* _LESETEXT_
Frank Nienhuysen, Moskau

Es ist die Stunde der Provokateure und der Symbolik. Moskau, Pawelezkij- Bahnhof: Zwei junge Männer stoppten dieser Tage auf ruppige Art einen Mann, der gerade den Express-Zug zum Flughafen Domodedowo nehmen wollte. Sie rissen ihm das T- Shirt vom Leib, weil es die Mutter Gottes mit Strumpfmaske zeigte. Eine Anspielung auf die Punkgruppe "Pussy Riot" und in den Augen der beiden Männer eine Beleidigung für alle Gläubigen in Russland. Dann bekreuzigten sie sich, derweil der nunmehr Entblößte ohne Hemd nonstop zum Flughafen fahren musste.

Pussy Riot und die Kirche: Hier demonstrieren Anhänger in Strumpfmasken auf einer Kathedrale in Zürich.  (Foto: AP)

* _AUSZUFÜHRENDE AUFGABEN_
a) Welchen Zug wollte der Mann am Pawelezkij-Bahnhof laut Lesetext nehmen?
b) Setzen Sie den Lesetext über Pussy Riot und die Kirche im Anschluss an seinen letzten Satz fort.
Die anschließende Auflistung steht in keinem Zusammenhang mit dem Lesetext.

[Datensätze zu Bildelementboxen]
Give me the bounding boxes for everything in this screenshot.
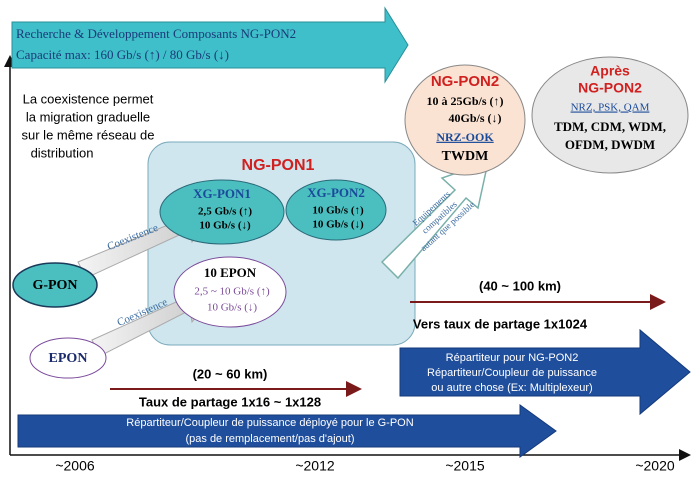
splitter-arrow xyxy=(399,328,691,416)
gpon-node xyxy=(12,262,98,308)
node-title: EPON xyxy=(49,351,88,366)
apres-node xyxy=(531,56,689,174)
arrow-text: ou autre chose (Ex: Multiplexeur) xyxy=(431,382,592,394)
note-text: La coexistence permet xyxy=(23,91,154,106)
epon-node xyxy=(29,337,107,379)
epon10-node xyxy=(173,256,287,328)
node-title: G-PON xyxy=(32,278,77,293)
node-text: 10 à 25Gb/s (↑) xyxy=(426,94,503,108)
note-text: la migration graduelle xyxy=(26,109,150,124)
node-text: 40Gb/s (↓) xyxy=(448,111,501,125)
ngpon2-node xyxy=(404,64,526,176)
node-text: 10 Gb/s (↓) xyxy=(199,220,251,232)
arrow-text: Répartiteur/Coupleur de puissance déploy… xyxy=(126,417,413,429)
node-text: 10 Gb/s (↑) xyxy=(312,205,364,217)
node-title: XG-PON1 xyxy=(193,186,251,201)
arrow-text: Capacité max: 160 Gb/s (↑) / 80 Gb/s (↓) xyxy=(16,47,229,62)
node-title: Après xyxy=(590,63,630,79)
axis-label: ~2012 xyxy=(295,458,335,474)
node-text: 2,5 ~ 10 Gb/s (↑) xyxy=(194,286,270,298)
node-text: OFDM, DWDM xyxy=(565,137,655,152)
note-text: distribution xyxy=(31,145,94,160)
node-text: NRZ, PSK, QAM xyxy=(571,102,650,114)
node-text: 10 Gb/s (↓) xyxy=(207,302,257,314)
node-title: NG-PON2 xyxy=(578,80,642,96)
arrow-text: (pas de remplacement/pas d'ajout) xyxy=(185,433,354,445)
node-text: 2,5 Gb/s (↑) xyxy=(198,206,252,218)
xgpon1-node xyxy=(159,179,285,245)
node-text: TWDM xyxy=(442,149,489,164)
axis-label: ~2020 xyxy=(635,458,675,474)
arrow-text: Répartiteur/Coupleur de puissance xyxy=(427,367,597,379)
axis-label: ~2015 xyxy=(445,458,485,474)
split-text: Taux de partage 1x16 ~ 1x128 xyxy=(139,394,321,409)
axis-label: ~2006 xyxy=(55,458,95,474)
node-title: XG-PON2 xyxy=(307,185,365,200)
range-text: (20 ~ 60 km) xyxy=(193,366,268,381)
ngpon1-title: NG-PON1 xyxy=(242,157,315,174)
note-text: sur le même réseau de xyxy=(22,127,155,142)
arrow-text: Recherche & Développement Composants NG-… xyxy=(16,26,296,41)
node-title: 10 EPON xyxy=(204,265,257,280)
rd-arrow xyxy=(11,6,409,84)
node-title: NG-PON2 xyxy=(431,73,499,90)
split-text: Vers taux de partage 1x1024 xyxy=(413,316,588,331)
node-text: TDM, CDM, WDM, xyxy=(554,119,666,134)
arrow-text: Répartiteur pour NG-PON2 xyxy=(446,352,579,364)
node-text: 10 Gb/s (↓) xyxy=(312,219,364,231)
xgpon2-node xyxy=(285,179,387,241)
equipment-arrow xyxy=(380,160,490,280)
range-text: (40 ~ 100 km) xyxy=(479,278,561,293)
node-text: NRZ-OOK xyxy=(436,130,494,144)
splitter-arrow xyxy=(17,404,557,458)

* _ANTWORTEN IN REIHENFOLGE_
a) Den Express-Zug zum Flughafen Domodedowo.

b)
Tscheljabinsk am Ural sowie das Gebiet Archangelsk, weit entfernt im hohen Norden: Fast zeitgleich kippten Unbekannte mindestens vier Holzkreuze aus ihrer Verankerung und lösten Empörung in der russischen Orthodoxie aus. Der Priester Wsewolod Tschaplin, zuständig für das Verhältnis zwischen Kirche und Gesellschaft, sprach von "symbolischen Aktionen, mit denen der Wille der Bevölkerungsmehrheit bezwungen werden soll". Die Polizei rief er auf, die Verantwortlichen zu finden und zu bestrafen.

Umgekippte Kreuze beschäftigen auch die Politik

Am Dienstag bekannte sich eine Gruppe namens "Volkswille", die der Kirche angeblich drohte, dass diese unter dem "ungerechten Urteil gegen Pussy Riot" zu leiden haben werde. Drei Frauen dieser Band waren wegen ihres umstrittenen Auftritts in der Erlöserkathedrale vor knapp zwei Wochen zu jeweils zwei Jahren Haft verurteilt worden. Seitdem wird der Ton in der Konfrontation schärfer.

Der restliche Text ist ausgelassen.